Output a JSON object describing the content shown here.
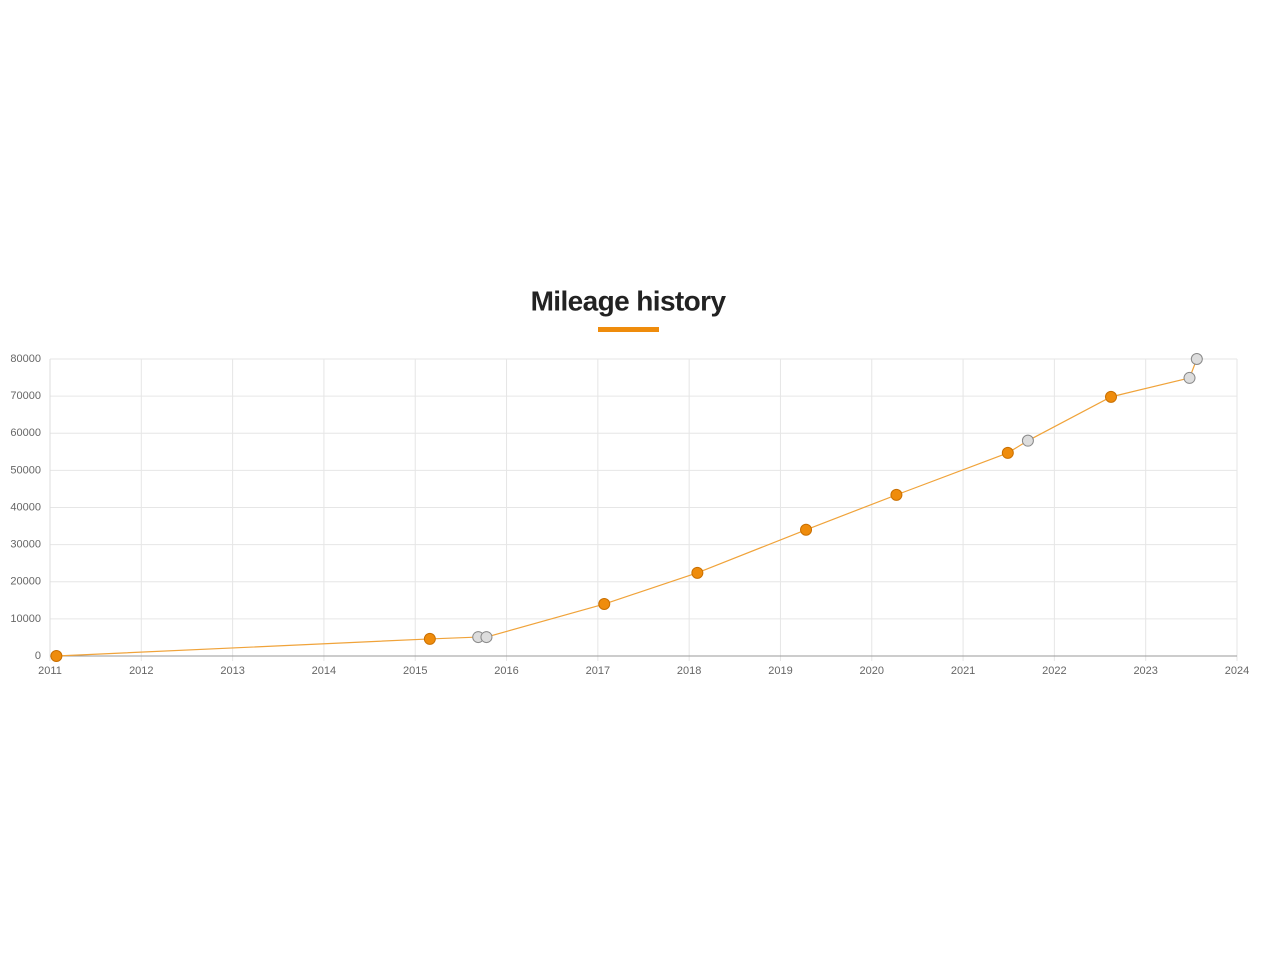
{
  "chart_data": {
    "type": "line",
    "title": "Mileage history",
    "x": [
      2011.07,
      2015.16,
      2015.69,
      2015.78,
      2017.07,
      2018.09,
      2019.28,
      2020.27,
      2021.49,
      2021.71,
      2022.62,
      2023.48,
      2023.56
    ],
    "values": [
      0,
      4600,
      5100,
      5100,
      14000,
      22400,
      34000,
      43400,
      54700,
      58000,
      69800,
      74900,
      80000
    ],
    "color": "#f0a33a",
    "point_colors": [
      "#ef8c0c",
      "#ef8c0c",
      "#dddddd",
      "#dddddd",
      "#ef8c0c",
      "#ef8c0c",
      "#ef8c0c",
      "#ef8c0c",
      "#ef8c0c",
      "#dddddd",
      "#ef8c0c",
      "#dddddd",
      "#dddddd"
    ],
    "xlim": [
      2011,
      2024
    ],
    "xticks": [
      2011,
      2012,
      2013,
      2014,
      2015,
      2016,
      2017,
      2018,
      2019,
      2020,
      2021,
      2022,
      2023,
      2024
    ],
    "ylim": [
      0,
      80000
    ],
    "yticks": [
      0,
      10000,
      20000,
      30000,
      40000,
      50000,
      60000,
      70000,
      80000
    ],
    "grid": true
  }
}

★ ★ ★

### [AIM OF THE EXERCISE]
Write out every line above exactly as it is, leaving out the pictures.

### [EXERCISE SOLUTION]
Output a JSON object describing the content shown here.
{
  "chart_data": {
    "type": "line",
    "title": "Mileage history",
    "x": [
      2011.07,
      2015.16,
      2015.69,
      2015.78,
      2017.07,
      2018.09,
      2019.28,
      2020.27,
      2021.49,
      2021.71,
      2022.62,
      2023.48,
      2023.56
    ],
    "values": [
      0,
      4600,
      5100,
      5100,
      14000,
      22400,
      34000,
      43400,
      54700,
      58000,
      69800,
      74900,
      80000
    ],
    "color": "#f0a33a",
    "point_colors": [
      "#ef8c0c",
      "#ef8c0c",
      "#dddddd",
      "#dddddd",
      "#ef8c0c",
      "#ef8c0c",
      "#ef8c0c",
      "#ef8c0c",
      "#ef8c0c",
      "#dddddd",
      "#ef8c0c",
      "#dddddd",
      "#dddddd"
    ],
    "xlim": [
      2011,
      2024
    ],
    "xticks": [
      2011,
      2012,
      2013,
      2014,
      2015,
      2016,
      2017,
      2018,
      2019,
      2020,
      2021,
      2022,
      2023,
      2024
    ],
    "ylim": [
      0,
      80000
    ],
    "yticks": [
      0,
      10000,
      20000,
      30000,
      40000,
      50000,
      60000,
      70000,
      80000
    ],
    "grid": true
  }
}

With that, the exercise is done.